--- Task data ---

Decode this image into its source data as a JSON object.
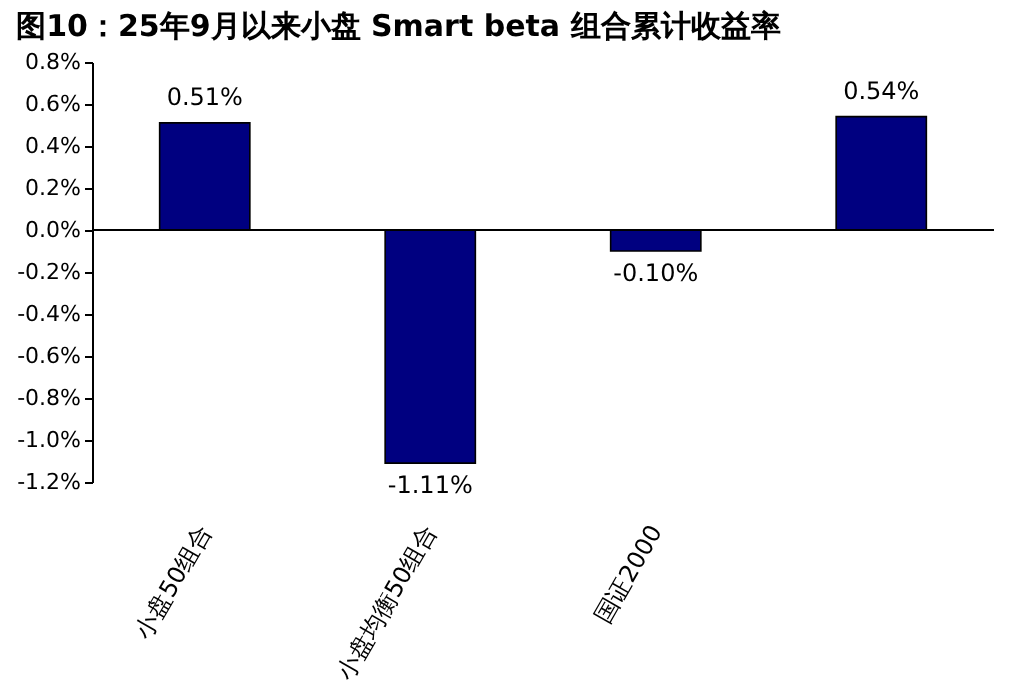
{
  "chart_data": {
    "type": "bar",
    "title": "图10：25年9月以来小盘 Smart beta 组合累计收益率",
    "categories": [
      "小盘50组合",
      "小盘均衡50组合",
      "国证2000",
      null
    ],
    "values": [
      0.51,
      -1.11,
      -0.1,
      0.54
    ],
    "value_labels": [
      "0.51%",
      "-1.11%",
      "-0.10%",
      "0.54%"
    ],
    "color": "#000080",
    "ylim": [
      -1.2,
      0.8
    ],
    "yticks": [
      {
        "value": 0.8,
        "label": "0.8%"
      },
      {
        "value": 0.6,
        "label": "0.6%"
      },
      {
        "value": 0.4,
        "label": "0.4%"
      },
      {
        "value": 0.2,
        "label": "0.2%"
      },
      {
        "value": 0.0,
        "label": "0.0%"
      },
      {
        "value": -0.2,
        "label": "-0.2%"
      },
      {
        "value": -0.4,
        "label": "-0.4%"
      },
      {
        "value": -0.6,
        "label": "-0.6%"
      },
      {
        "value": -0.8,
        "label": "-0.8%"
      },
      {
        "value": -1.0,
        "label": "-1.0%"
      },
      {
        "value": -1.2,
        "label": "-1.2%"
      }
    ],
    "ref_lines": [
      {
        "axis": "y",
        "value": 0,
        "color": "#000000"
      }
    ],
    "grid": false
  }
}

---

→ **What the exercise asks**:
Transcribe every entry word for word, but omit the pictures.

→ **Worked answer**:
Decode this image into its source data as a JSON object.
{
  "chart_data": {
    "type": "bar",
    "title": "图10：25年9月以来小盘 Smart beta 组合累计收益率",
    "categories": [
      "小盘50组合",
      "小盘均衡50组合",
      "国证2000",
      null
    ],
    "values": [
      0.51,
      -1.11,
      -0.1,
      0.54
    ],
    "value_labels": [
      "0.51%",
      "-1.11%",
      "-0.10%",
      "0.54%"
    ],
    "color": "#000080",
    "ylim": [
      -1.2,
      0.8
    ],
    "yticks": [
      {
        "value": 0.8,
        "label": "0.8%"
      },
      {
        "value": 0.6,
        "label": "0.6%"
      },
      {
        "value": 0.4,
        "label": "0.4%"
      },
      {
        "value": 0.2,
        "label": "0.2%"
      },
      {
        "value": 0.0,
        "label": "0.0%"
      },
      {
        "value": -0.2,
        "label": "-0.2%"
      },
      {
        "value": -0.4,
        "label": "-0.4%"
      },
      {
        "value": -0.6,
        "label": "-0.6%"
      },
      {
        "value": -0.8,
        "label": "-0.8%"
      },
      {
        "value": -1.0,
        "label": "-1.0%"
      },
      {
        "value": -1.2,
        "label": "-1.2%"
      }
    ],
    "ref_lines": [
      {
        "axis": "y",
        "value": 0,
        "color": "#000000"
      }
    ],
    "grid": false
  }
}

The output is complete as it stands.